(Dataset records)
────────
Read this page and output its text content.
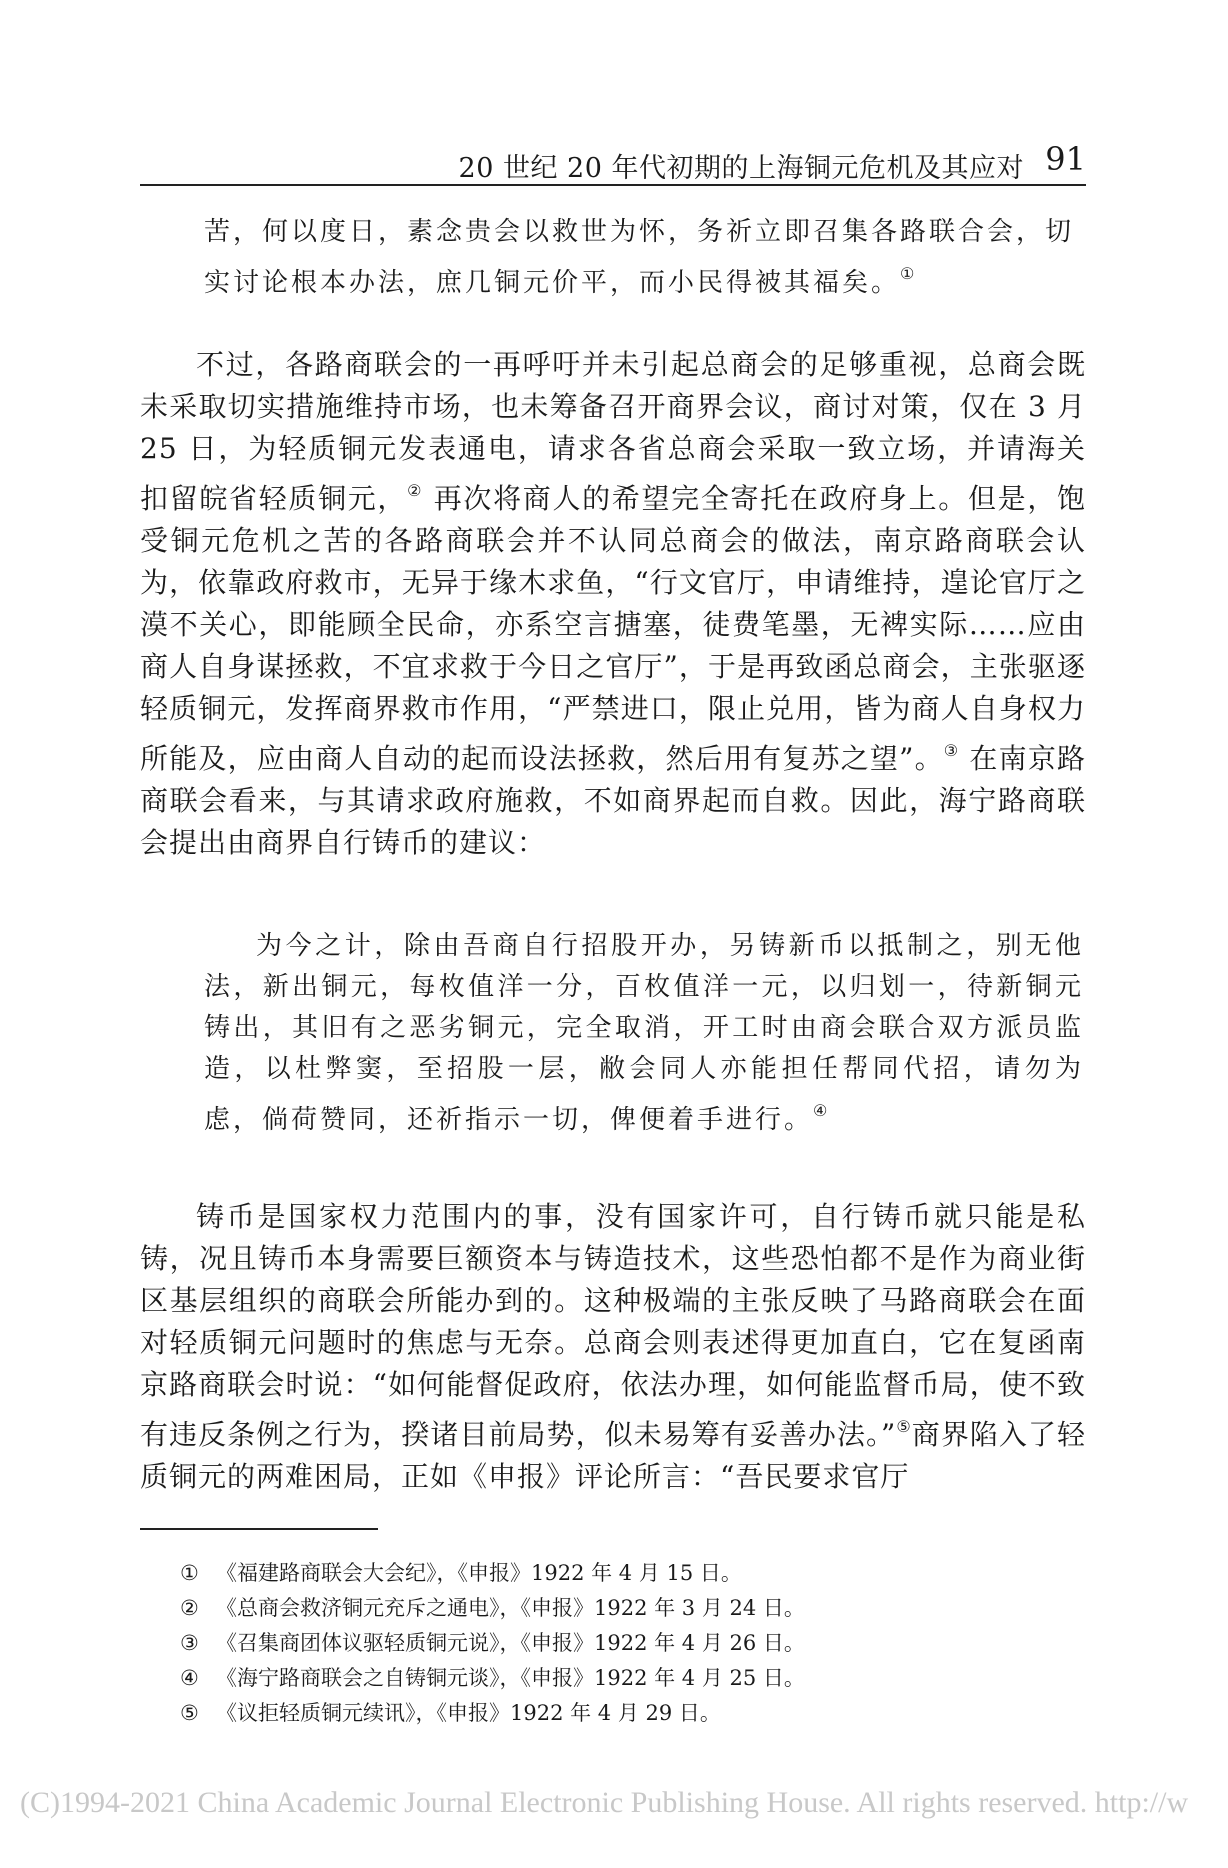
20 世纪 20 年代初期的上海铜元危机及其应对 91

苦，何以度日，素念贵会以救世为怀，务祈立即召集各路联合会，切

实讨论根本办法，庶几铜元价平，而小民得被其福矣。①

不过，各路商联会的一再呼吁并未引起总商会的足够重视，总商会既未采取切实措施维持市场，也未筹备召开商界会议，商讨对策，仅在 3 月 25 日，为轻质铜元发表通电，请求各省总商会采取一致立场，并请海关扣留皖省轻质铜元，② 再次将商人的希望完全寄托在政府身上。但是，饱受铜元危机之苦的各路商联会并不认同总商会的做法，南京路商联会认为，依靠政府救市，无异于缘木求鱼，“行文官厅，申请维持，遑论官厅之漠不关心，即能顾全民命，亦系空言搪塞，徒费笔墨，无裨实际……应由商人自身谋拯救，不宜求救于今日之官厅”，于是再致函总商会，主张驱逐轻质铜元，发挥商界救市作用，“严禁进口，限止兑用，皆为商人自身权力所能及，应由商人自动的起而设法拯救，然后用有复苏之望”。③ 在南京路商联会看来，与其请求政府施救，不如商界起而自救。因此，海宁路商联会提出由商界自行铸币的建议：

为今之计，除由吾商自行招股开办，另铸新币以抵制之，别无他法，新出铜元，每枚值洋一分，百枚值洋一元，以归划一，待新铜元铸出，其旧有之恶劣铜元，完全取消，开工时由商会联合双方派员监造，以杜弊窦，至招股一层，敝会同人亦能担任帮同代招，请勿为虑，倘荷赞同，还祈指示一切，俾便着手进行。④

铸币是国家权力范围内的事，没有国家许可，自行铸币就只能是私铸，况且铸币本身需要巨额资本与铸造技术，这些恐怕都不是作为商业街区基层组织的商联会所能办到的。这种极端的主张反映了马路商联会在面对轻质铜元问题时的焦虑与无奈。总商会则表述得更加直白，它在复函南京路商联会时说：“如何能督促政府，依法办理，如何能监督币局，使不致有违反条例之行为，揆诸目前局势，似未易筹有妥善办法。”⑤商界陷入了轻质铜元的两难困局，正如《申报》评论所言：“吾民要求官厅

① 《福建路商联会大会纪》，《申报》1922 年 4 月 15 日。

② 《总商会救济铜元充斥之通电》，《申报》1922 年 3 月 24 日。

③ 《召集商团体议驱轻质铜元说》，《申报》1922 年 4 月 26 日。

④ 《海宁路商联会之自铸铜元谈》，《申报》1922 年 4 月 25 日。

⑤ 《议拒轻质铜元续讯》，《申报》1922 年 4 月 29 日。

(C)1994-2021 China Academic Journal Electronic Publishing House. All rights reserved. http://w
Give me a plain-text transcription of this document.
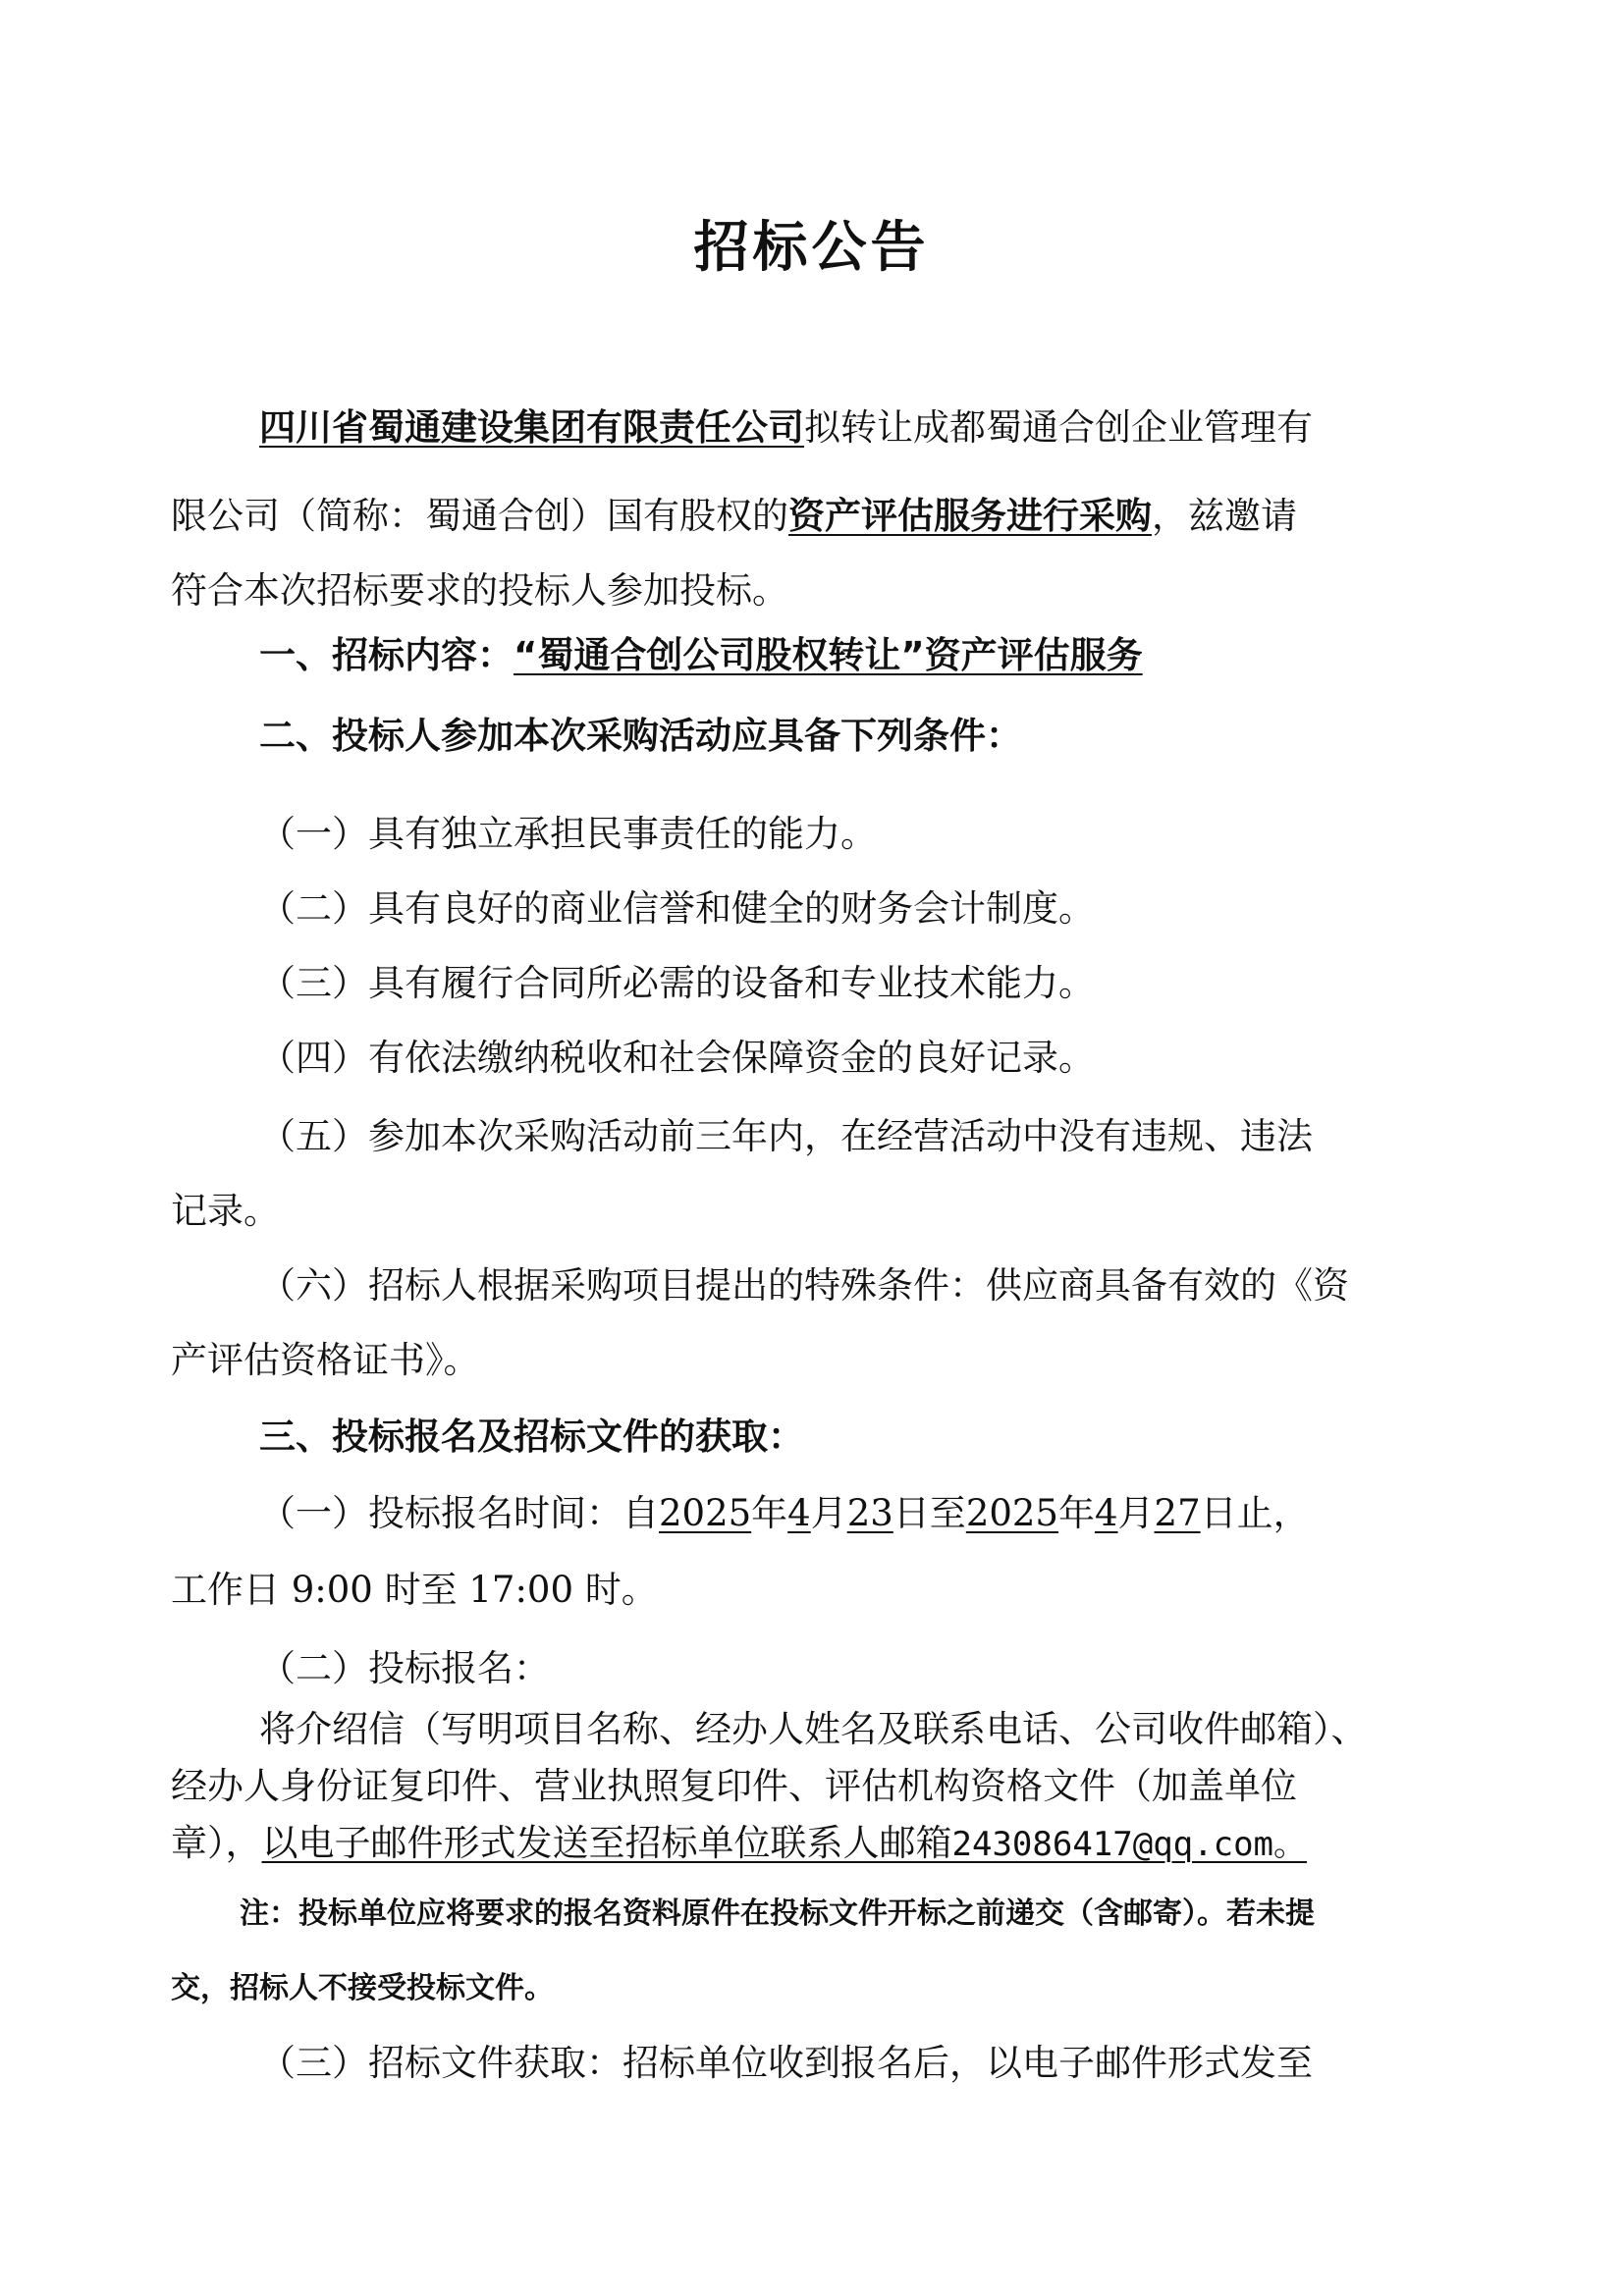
招标公告
四川省蜀通建设集团有限责任公司拟转让成都蜀通合创企业管理有
限公司（简称：蜀通合创）国有股权的资产评估服务进行采购，兹邀请
符合本次招标要求的投标人参加投标。
一、招标内容：“蜀通合创公司股权转让”资产评估服务
二、投标人参加本次采购活动应具备下列条件：
（一）具有独立承担民事责任的能力。
（二）具有良好的商业信誉和健全的财务会计制度。
（三）具有履行合同所必需的设备和专业技术能力。
（四）有依法缴纳税收和社会保障资金的良好记录。
（五）参加本次采购活动前三年内，在经营活动中没有违规、违法
记录。
（六）招标人根据采购项目提出的特殊条件：供应商具备有效的《资
产评估资格证书》。
三、投标报名及招标文件的获取：
（一）投标报名时间：自2025年4月23日至2025年4月27日止，
工作日 9:00 时至 17:00 时。
（二）投标报名：
将介绍信（写明项目名称、经办人姓名及联系电话、公司收件邮箱）、
经办人身份证复印件、营业执照复印件、评估机构资格文件（加盖单位
章），以电子邮件形式发送至招标单位联系人邮箱243086417@qq.com。
注：投标单位应将要求的报名资料原件在投标文件开标之前递交（含邮寄）。若未提
交，招标人不接受投标文件。
（三）招标文件获取：招标单位收到报名后，以电子邮件形式发至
────────
=== EXERCISE PROMPT ===
Locate the word "text" in the entries, and copy every line where it is found.

=== CORRECT OUTPUT ===
Read this page and output its text content.
Give me a plain-text transcription of this document.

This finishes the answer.